#### Material for this task:
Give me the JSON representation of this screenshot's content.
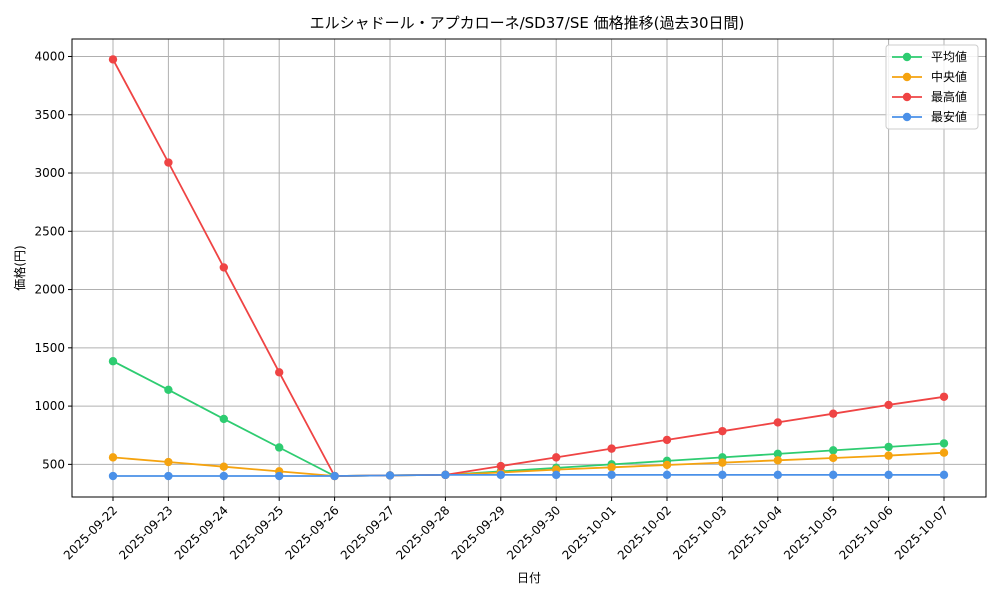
{
  "chart_data": {
    "type": "line",
    "title": "エルシャドール・アプカローネ/SD37/SE 価格推移(過去30日間)",
    "xlabel": "日付",
    "ylabel": "価格(円)",
    "ylim": [
      220,
      4150
    ],
    "yticks": [
      500,
      1000,
      1500,
      2000,
      2500,
      3000,
      3500,
      4000
    ],
    "grid": true,
    "legend_position": "top-right",
    "categories": [
      "2025-09-22",
      "2025-09-23",
      "2025-09-24",
      "2025-09-25",
      "2025-09-26",
      "2025-09-27",
      "2025-09-28",
      "2025-09-29",
      "2025-09-30",
      "2025-10-01",
      "2025-10-02",
      "2025-10-03",
      "2025-10-04",
      "2025-10-05",
      "2025-10-06",
      "2025-10-07"
    ],
    "series": [
      {
        "name": "平均値",
        "color": "#2ecc71",
        "values": [
          1385,
          1140,
          890,
          645,
          400,
          405,
          410,
          440,
          470,
          500,
          530,
          560,
          590,
          620,
          650,
          680
        ]
      },
      {
        "name": "中央値",
        "color": "#f5a30f",
        "values": [
          560,
          520,
          480,
          440,
          400,
          405,
          410,
          430,
          455,
          475,
          495,
          515,
          535,
          555,
          575,
          600
        ]
      },
      {
        "name": "最高値",
        "color": "#ef4444",
        "values": [
          3975,
          3090,
          2190,
          1290,
          400,
          405,
          410,
          485,
          560,
          635,
          710,
          785,
          860,
          935,
          1010,
          1080
        ]
      },
      {
        "name": "最安値",
        "color": "#4a90e8",
        "values": [
          400,
          400,
          400,
          400,
          400,
          405,
          410,
          410,
          410,
          410,
          410,
          410,
          410,
          410,
          410,
          410
        ]
      }
    ]
  }
}
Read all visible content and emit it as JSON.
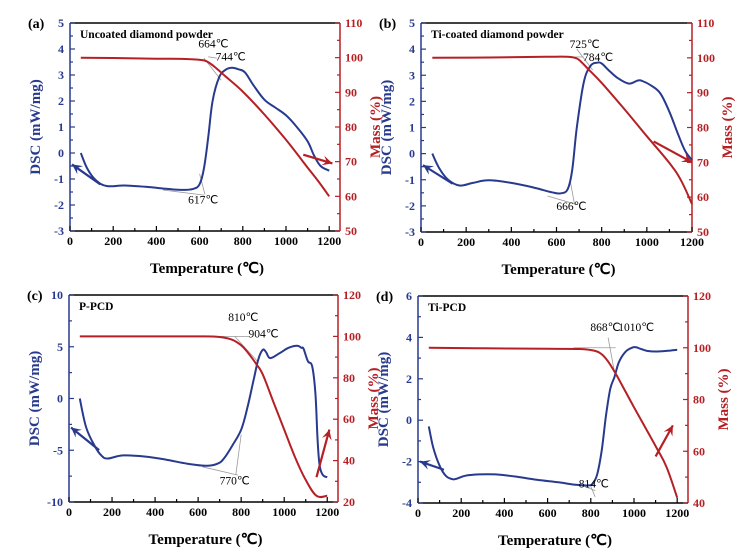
{
  "colors": {
    "dsc": "#283a8e",
    "mass": "#b52025",
    "guide": "#9a9a9a",
    "frame": "#000000"
  },
  "chart_data": [
    {
      "type": "line",
      "panel": "(a)",
      "title": "Uncoated diamond powder",
      "xlabel": "Temperature (℃)",
      "ylabel": "DSC (mW/mg)",
      "y2label": "Mass (%)",
      "xlim": [
        0,
        1250
      ],
      "xticks": [
        0,
        200,
        400,
        600,
        800,
        1000,
        1200
      ],
      "ylim": [
        -3,
        5
      ],
      "yticks": [
        -3,
        -2,
        -1,
        0,
        1,
        2,
        3,
        4,
        5
      ],
      "y2lim": [
        50,
        110
      ],
      "y2ticks": [
        50,
        60,
        70,
        80,
        90,
        100,
        110
      ],
      "series": [
        {
          "name": "DSC",
          "axis": "left",
          "x": [
            50,
            80,
            120,
            170,
            250,
            350,
            450,
            520,
            570,
            600,
            620,
            640,
            660,
            690,
            720,
            750,
            780,
            810,
            850,
            900,
            950,
            1000,
            1050,
            1100,
            1130,
            1160,
            1200
          ],
          "y": [
            0.0,
            -0.6,
            -1.05,
            -1.27,
            -1.25,
            -1.3,
            -1.38,
            -1.42,
            -1.38,
            -1.2,
            -0.6,
            0.6,
            2.0,
            2.9,
            3.2,
            3.28,
            3.22,
            3.1,
            2.6,
            2.05,
            1.75,
            1.45,
            1.0,
            0.45,
            -0.1,
            -0.5,
            -0.68
          ]
        },
        {
          "name": "Mass",
          "axis": "right",
          "x": [
            50,
            200,
            400,
            550,
            620,
            650,
            680,
            720,
            800,
            900,
            1000,
            1100,
            1150,
            1200
          ],
          "y": [
            100,
            99.9,
            99.7,
            99.6,
            99.2,
            98.3,
            96.8,
            94.6,
            90.2,
            83.6,
            76.3,
            68.3,
            64.3,
            60.0
          ]
        }
      ],
      "annotations": [
        {
          "text": "664℃",
          "x": 664,
          "y": 4.05
        },
        {
          "text": "744℃",
          "x": 744,
          "y": 3.55
        },
        {
          "text": "617℃",
          "x": 617,
          "y": -1.95
        }
      ]
    },
    {
      "type": "line",
      "panel": "(b)",
      "title": "Ti-coated diamond powder",
      "xlabel": "Temperature (℃)",
      "ylabel": "DSC (mW/mg)",
      "y2label": "Mass (%)",
      "xlim": [
        0,
        1200
      ],
      "xticks": [
        0,
        200,
        400,
        600,
        800,
        1000,
        1200
      ],
      "ylim": [
        -3,
        5
      ],
      "yticks": [
        -3,
        -2,
        -1,
        0,
        1,
        2,
        3,
        4,
        5
      ],
      "y2lim": [
        50,
        110
      ],
      "y2ticks": [
        50,
        60,
        70,
        80,
        90,
        100,
        110
      ],
      "series": [
        {
          "name": "DSC",
          "axis": "left",
          "x": [
            50,
            80,
            120,
            170,
            230,
            300,
            400,
            500,
            580,
            620,
            650,
            670,
            690,
            720,
            750,
            780,
            800,
            830,
            870,
            920,
            960,
            980,
            1020,
            1060,
            1100,
            1140,
            1170,
            1200
          ],
          "y": [
            0.0,
            -0.55,
            -1.0,
            -1.22,
            -1.12,
            -1.02,
            -1.12,
            -1.3,
            -1.48,
            -1.52,
            -1.35,
            -0.6,
            1.0,
            2.7,
            3.35,
            3.48,
            3.45,
            3.2,
            2.9,
            2.68,
            2.8,
            2.78,
            2.6,
            2.3,
            1.6,
            0.7,
            0.1,
            -0.25
          ]
        },
        {
          "name": "Mass",
          "axis": "right",
          "x": [
            50,
            300,
            550,
            650,
            690,
            710,
            740,
            800,
            900,
            1000,
            1100,
            1150,
            1200
          ],
          "y": [
            100,
            100.1,
            100.3,
            100.3,
            99.8,
            98.8,
            96.8,
            92.8,
            85.3,
            77.5,
            69.8,
            65.0,
            58.0
          ]
        }
      ],
      "annotations": [
        {
          "text": "725℃",
          "x": 725,
          "y": 4.05
        },
        {
          "text": "784℃",
          "x": 784,
          "y": 3.55
        },
        {
          "text": "666℃",
          "x": 666,
          "y": -2.15
        }
      ]
    },
    {
      "type": "line",
      "panel": "(c)",
      "title": "P-PCD",
      "xlabel": "Temperature (℃)",
      "ylabel": "DSC (mW/mg)",
      "y2label": "Mass (%)",
      "xlim": [
        0,
        1250
      ],
      "xticks": [
        0,
        200,
        400,
        600,
        800,
        1000,
        1200
      ],
      "ylim": [
        -10,
        10
      ],
      "yticks": [
        -10,
        -5,
        0,
        5,
        10
      ],
      "y2lim": [
        20,
        120
      ],
      "y2ticks": [
        20,
        40,
        60,
        80,
        100,
        120
      ],
      "series": [
        {
          "name": "DSC",
          "axis": "left",
          "x": [
            50,
            80,
            120,
            150,
            180,
            250,
            350,
            450,
            550,
            640,
            690,
            720,
            760,
            800,
            830,
            860,
            880,
            900,
            915,
            935,
            980,
            1020,
            1060,
            1080,
            1090,
            1110,
            1130,
            1145,
            1155,
            1165,
            1180,
            1200
          ],
          "y": [
            0.0,
            -2.8,
            -4.6,
            -5.5,
            -5.8,
            -5.5,
            -5.6,
            -5.9,
            -6.3,
            -6.5,
            -6.3,
            -5.8,
            -4.5,
            -3.0,
            -0.8,
            2.0,
            3.8,
            4.7,
            4.5,
            3.9,
            4.4,
            4.9,
            5.1,
            4.9,
            4.8,
            3.6,
            3.1,
            0.5,
            -4.0,
            -6.5,
            -7.4,
            -7.6
          ]
        },
        {
          "name": "Mass",
          "axis": "right",
          "x": [
            50,
            300,
            600,
            700,
            760,
            800,
            830,
            870,
            900,
            950,
            1000,
            1050,
            1100,
            1150,
            1200
          ],
          "y": [
            100,
            100,
            100,
            99.7,
            98.3,
            95.7,
            92.3,
            86.7,
            81.7,
            68.3,
            55.0,
            41.7,
            30.7,
            23.0,
            23.0
          ]
        }
      ],
      "annotations": [
        {
          "text": "810℃",
          "x": 810,
          "y": 7.5
        },
        {
          "text": "904℃",
          "x": 904,
          "y": 5.9
        },
        {
          "text": "770℃",
          "x": 770,
          "y": -8.3
        }
      ]
    },
    {
      "type": "line",
      "panel": "(d)",
      "title": "Ti-PCD",
      "xlabel": "Temperature (℃)",
      "ylabel": "DSC (mW/mg)",
      "y2label": "Mass (%)",
      "xlim": [
        0,
        1250
      ],
      "xticks": [
        0,
        200,
        400,
        600,
        800,
        1000,
        1200
      ],
      "ylim": [
        -4,
        6
      ],
      "yticks": [
        -4,
        -2,
        0,
        2,
        4,
        6
      ],
      "y2lim": [
        40,
        120
      ],
      "y2ticks": [
        40,
        60,
        80,
        100,
        120
      ],
      "series": [
        {
          "name": "DSC",
          "axis": "left",
          "x": [
            50,
            70,
            100,
            130,
            160,
            180,
            220,
            280,
            360,
            450,
            550,
            650,
            730,
            790,
            810,
            830,
            850,
            870,
            890,
            910,
            930,
            960,
            990,
            1010,
            1030,
            1060,
            1100,
            1150,
            1200
          ],
          "y": [
            -0.3,
            -1.3,
            -2.2,
            -2.7,
            -2.85,
            -2.82,
            -2.68,
            -2.62,
            -2.62,
            -2.72,
            -2.88,
            -3.0,
            -3.12,
            -3.15,
            -3.05,
            -2.6,
            -1.5,
            0.2,
            1.5,
            2.1,
            2.8,
            3.3,
            3.5,
            3.52,
            3.45,
            3.35,
            3.32,
            3.35,
            3.4
          ]
        },
        {
          "name": "Mass",
          "axis": "right",
          "x": [
            50,
            300,
            600,
            750,
            820,
            850,
            870,
            890,
            920,
            1000,
            1100,
            1150,
            1200
          ],
          "y": [
            100,
            99.8,
            99.6,
            99.5,
            98.8,
            97.5,
            95.8,
            93.5,
            89.3,
            77.0,
            62.0,
            54.0,
            42.0
          ]
        }
      ],
      "annotations": [
        {
          "text": "868℃",
          "x": 868,
          "y": 4.3
        },
        {
          "text": "1010℃",
          "x": 1010,
          "y": 4.3
        },
        {
          "text": "814℃",
          "x": 814,
          "y": -3.25
        }
      ]
    }
  ]
}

#### What you are asked to do:
From the listing above, collect each line in which the string "title" appears.

#### Written response:
    "title": "エルシャドール・アプカローネ/SD37/SE 価格推移(過去30日間)",
      "title": "Uncoated diamond powder",
      "title": "Ti-coated diamond powder",
      "title": "P-PCD",
      "title": "Ti-PCD",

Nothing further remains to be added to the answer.